3.1 General Explanation

                     Onsets are the perceived starting points in an auditory event, with increase
in signal power and changes in spectrum .They are mainly used for analyzing rhythm, such as
beat and tempo , in music. Onsets can be seen as flashes in audio. Since the multiple-camera
recordings may contain similar audio, it is expected that two recordings from an event will
contain correlated onsets. The onsets represent only positive changes in energy and not the
energy throughout the signal as fingerprints.

3.2 Onset extraction

       We have used the onset extraction method described. In this method, the audio signal is
divided into 24 bands based on the Equivalent-Rectangular-Bandwidth scale, a psychophysical
Loudness -frequency scale. Each of these bands is analyzed in a sample window of 3 s, where an
energy measurement is generated for every 11.6 ms representing an audio frame. Then the
difference in energy is calculated across consecutive frames. If the resulting difference is larger
than a threshold, the audio frame is assigned an onset bit 1, otherwise 0. The threshold is defined
heuristically on the basis of a perceptual test. The overall error rates of the method for one-by-
one onset detection ranges from 42.8% to 56.6%, which is proven in as comparable to existing
state of the art onset detection methods . The onsets from the first band of two synchronized
recordings are shown in Figure. 7.

       The horizontal axis shows the number of audio frames along time. The presence of an
onset in a frame is indicated by 1 in the vertical axis.The present implementation of the onset
extraction method described allows calculation of onsets in the number of bands that are factors
of 24. While extracting onsets in a lower number of bands, the energy computed in the 24 bands
is averaged according to the given number of bands. Due to the averaging of the energy of

multiple bands, the energy variation in each band is reduced. Therefore, the number of onsets per
band increases with the increase in the number of frequency bands. We extracted onsets in
different number of frequency bands: 2, 4, 8, 12, and 24 and tested their performance on
synchronizing multiple-camera recordings.

             Figure 7 Visual representation of the onsets from the first band of two synchronized
                                         recordings from an event .

3.3 Onset Matching

       The onset sequences from multiple frequency bands of a recording were compared with
the sequences from the corresponding bands of another recording using cross-correlation. The
method operates as a “sliding dot-product” between two onset sequences resulting in a sequence
of correlation coefficients of length 2m+1, where m is the length of the longest sequence. The
possible synchronization offsets are computed as differences between the indices where the
maximum cross-correlation coefficient occurs and m+1 . The value of the correlation coefficient
increases with the number of onset matches and decreases with the misses. Figure 8 shows the
cross-correlation coefficients between onset sequences from the first out of four frequency bands
corresponding to two recordings from an event .

        A sharp peak in the coefficients suggests the sequences are correlated, while the
coefficients from uncorrelated sequences resemble noise. The correlation between the onset
sequences of corresponding frequency bands from two recordings result in a set of possible
synchronization offsets. To select the most reliable synchronization offset, we applied a scoring
scheme on all the unique possible synchronization offsets. The score is directly proportional to
the number of times the unique offset reoccurs. The score computation for the unique
synchronization offset can be represented as Δk.

···

Work to do —
In the onset-detection passage above, retype the portion that opens with "We have used" and closes with "in Figure. 7.", reproducing every word and mark unchanged.

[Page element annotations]
···

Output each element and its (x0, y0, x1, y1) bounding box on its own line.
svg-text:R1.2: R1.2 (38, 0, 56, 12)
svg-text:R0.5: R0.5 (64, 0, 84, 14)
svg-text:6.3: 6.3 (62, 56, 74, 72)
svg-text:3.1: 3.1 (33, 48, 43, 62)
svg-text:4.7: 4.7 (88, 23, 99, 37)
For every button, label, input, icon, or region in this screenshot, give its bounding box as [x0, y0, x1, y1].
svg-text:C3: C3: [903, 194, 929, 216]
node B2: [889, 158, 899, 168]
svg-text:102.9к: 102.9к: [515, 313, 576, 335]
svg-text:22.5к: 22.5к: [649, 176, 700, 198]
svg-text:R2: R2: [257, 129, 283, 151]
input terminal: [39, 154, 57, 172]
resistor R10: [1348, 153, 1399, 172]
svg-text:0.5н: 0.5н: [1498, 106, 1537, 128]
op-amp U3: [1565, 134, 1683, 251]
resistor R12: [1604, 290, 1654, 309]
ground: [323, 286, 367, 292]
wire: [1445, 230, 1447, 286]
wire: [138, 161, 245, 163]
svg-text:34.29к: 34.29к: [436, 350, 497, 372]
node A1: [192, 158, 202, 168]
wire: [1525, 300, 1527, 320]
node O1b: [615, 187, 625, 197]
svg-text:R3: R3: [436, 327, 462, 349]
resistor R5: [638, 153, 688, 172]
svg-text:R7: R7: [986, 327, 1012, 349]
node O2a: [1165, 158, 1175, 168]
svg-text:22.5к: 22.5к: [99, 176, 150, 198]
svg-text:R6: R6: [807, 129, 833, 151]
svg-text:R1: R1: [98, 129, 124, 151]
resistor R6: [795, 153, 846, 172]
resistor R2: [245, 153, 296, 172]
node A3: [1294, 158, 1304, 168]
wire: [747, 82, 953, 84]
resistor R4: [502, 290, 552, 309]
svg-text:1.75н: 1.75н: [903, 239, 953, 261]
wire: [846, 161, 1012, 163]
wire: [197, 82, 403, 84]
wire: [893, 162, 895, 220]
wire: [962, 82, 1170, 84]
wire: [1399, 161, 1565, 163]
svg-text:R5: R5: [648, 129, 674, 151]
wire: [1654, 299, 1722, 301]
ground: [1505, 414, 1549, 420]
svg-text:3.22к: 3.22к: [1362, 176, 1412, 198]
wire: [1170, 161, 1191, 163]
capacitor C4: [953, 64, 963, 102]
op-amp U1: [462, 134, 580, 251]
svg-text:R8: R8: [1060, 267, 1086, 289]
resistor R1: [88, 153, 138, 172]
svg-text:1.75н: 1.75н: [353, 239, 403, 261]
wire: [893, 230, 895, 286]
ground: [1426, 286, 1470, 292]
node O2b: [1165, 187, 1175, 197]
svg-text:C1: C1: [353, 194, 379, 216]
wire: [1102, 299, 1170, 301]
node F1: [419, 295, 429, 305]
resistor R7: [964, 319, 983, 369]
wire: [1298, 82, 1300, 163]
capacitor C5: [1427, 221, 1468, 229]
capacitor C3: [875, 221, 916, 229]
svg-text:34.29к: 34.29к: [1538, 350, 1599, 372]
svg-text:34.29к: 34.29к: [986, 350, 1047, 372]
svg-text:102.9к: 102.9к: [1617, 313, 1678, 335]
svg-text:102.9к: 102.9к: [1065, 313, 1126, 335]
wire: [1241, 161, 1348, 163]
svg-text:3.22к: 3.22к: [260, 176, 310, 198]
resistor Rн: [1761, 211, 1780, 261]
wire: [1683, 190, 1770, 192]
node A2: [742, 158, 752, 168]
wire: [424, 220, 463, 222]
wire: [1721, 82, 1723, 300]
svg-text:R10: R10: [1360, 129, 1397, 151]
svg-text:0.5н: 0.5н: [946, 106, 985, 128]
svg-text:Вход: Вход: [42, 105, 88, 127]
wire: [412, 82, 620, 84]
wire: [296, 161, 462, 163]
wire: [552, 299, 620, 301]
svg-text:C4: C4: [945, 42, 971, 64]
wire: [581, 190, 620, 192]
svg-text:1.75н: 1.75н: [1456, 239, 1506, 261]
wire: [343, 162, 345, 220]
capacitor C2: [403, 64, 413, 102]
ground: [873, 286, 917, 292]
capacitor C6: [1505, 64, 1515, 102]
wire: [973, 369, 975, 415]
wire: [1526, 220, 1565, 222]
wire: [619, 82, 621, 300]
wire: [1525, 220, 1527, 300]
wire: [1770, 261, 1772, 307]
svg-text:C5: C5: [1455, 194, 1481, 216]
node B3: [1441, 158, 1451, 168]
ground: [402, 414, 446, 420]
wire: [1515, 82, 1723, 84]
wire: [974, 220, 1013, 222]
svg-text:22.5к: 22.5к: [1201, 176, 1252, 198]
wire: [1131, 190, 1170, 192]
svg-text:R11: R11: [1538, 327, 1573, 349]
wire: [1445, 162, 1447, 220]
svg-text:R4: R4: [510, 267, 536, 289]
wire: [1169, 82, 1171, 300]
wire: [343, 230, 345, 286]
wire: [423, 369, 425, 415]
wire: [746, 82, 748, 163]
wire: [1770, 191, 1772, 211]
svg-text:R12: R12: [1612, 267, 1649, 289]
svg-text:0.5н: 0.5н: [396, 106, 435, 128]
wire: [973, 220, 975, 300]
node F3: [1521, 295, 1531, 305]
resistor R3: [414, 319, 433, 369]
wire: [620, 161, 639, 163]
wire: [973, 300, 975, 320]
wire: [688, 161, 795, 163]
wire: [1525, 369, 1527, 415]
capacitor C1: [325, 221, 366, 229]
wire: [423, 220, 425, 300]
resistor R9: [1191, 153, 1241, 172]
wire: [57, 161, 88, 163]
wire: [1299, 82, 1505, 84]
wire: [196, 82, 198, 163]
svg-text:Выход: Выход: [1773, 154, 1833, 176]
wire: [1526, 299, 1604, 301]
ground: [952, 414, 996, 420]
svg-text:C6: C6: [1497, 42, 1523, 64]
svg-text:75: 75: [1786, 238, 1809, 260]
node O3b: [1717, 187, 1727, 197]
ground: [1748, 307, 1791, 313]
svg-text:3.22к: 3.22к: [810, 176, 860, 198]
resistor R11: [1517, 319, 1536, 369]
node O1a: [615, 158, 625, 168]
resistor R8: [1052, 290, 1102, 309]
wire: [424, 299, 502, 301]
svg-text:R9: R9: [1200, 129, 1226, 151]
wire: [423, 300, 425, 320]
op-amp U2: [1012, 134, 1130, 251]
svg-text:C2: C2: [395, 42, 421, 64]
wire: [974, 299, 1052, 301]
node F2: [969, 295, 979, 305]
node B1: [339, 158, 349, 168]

···

Result —
We have used the onset extraction method described. In this method, the audio signal is
divided into 24 bands based on the Equivalent-Rectangular-Bandwidth scale, a psychophysical
Loudness -frequency scale. Each of these bands is analyzed in a sample window of 3 s, where an
energy measurement is generated for every 11.6 ms representing an audio frame. Then the
difference in energy is calculated across consecutive frames. If the resulting difference is larger
than a threshold, the audio frame is assigned an onset bit 1, otherwise 0. The threshold is defined
heuristically on the basis of a perceptual test. The overall error rates of the method for one-by-
one onset detection ranges from 42.8% to 56.6%, which is proven in as comparable to existing
state of the art onset detection methods . The onsets from the first band of two synchronized
recordings are shown in Figure. 7.